*What to work on*:
Output the data below in full, character for character.

Dataset records
○ ○ ○ ○

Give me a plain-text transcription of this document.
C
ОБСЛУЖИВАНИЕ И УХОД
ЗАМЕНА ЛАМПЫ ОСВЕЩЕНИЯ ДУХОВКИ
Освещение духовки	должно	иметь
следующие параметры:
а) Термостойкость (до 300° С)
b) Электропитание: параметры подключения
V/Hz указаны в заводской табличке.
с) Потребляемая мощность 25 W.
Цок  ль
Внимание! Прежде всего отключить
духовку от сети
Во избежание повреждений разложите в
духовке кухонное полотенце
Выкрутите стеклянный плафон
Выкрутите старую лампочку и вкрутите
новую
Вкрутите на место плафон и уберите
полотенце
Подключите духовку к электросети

○ ○ ○ ○

*Answer to the task*:
Give me a plain-text transcription of this document.
C
ОБСЛУЖИВАНИЕ И УХОД
ЗАМЕНА ЛАМПЫ ОСВЕЩЕНИЯ ДУХОВКИ
Освещение духовки	должно	иметь
следующие параметры:
а) Термостойкость (до 300° С)
b) Электропитание: параметры подключения
V/Hz указаны в заводской табличке.
с) Потребляемая мощность 25 W.
Цок  ль
Внимание! Прежде всего отключить
духовку от сети
Во избежание повреждений разложите в
духовке кухонное полотенце
Выкрутите стеклянный плафон
Выкрутите старую лампочку и вкрутите
новую
Вкрутите на место плафон и уберите
полотенце
Подключите духовку к электросети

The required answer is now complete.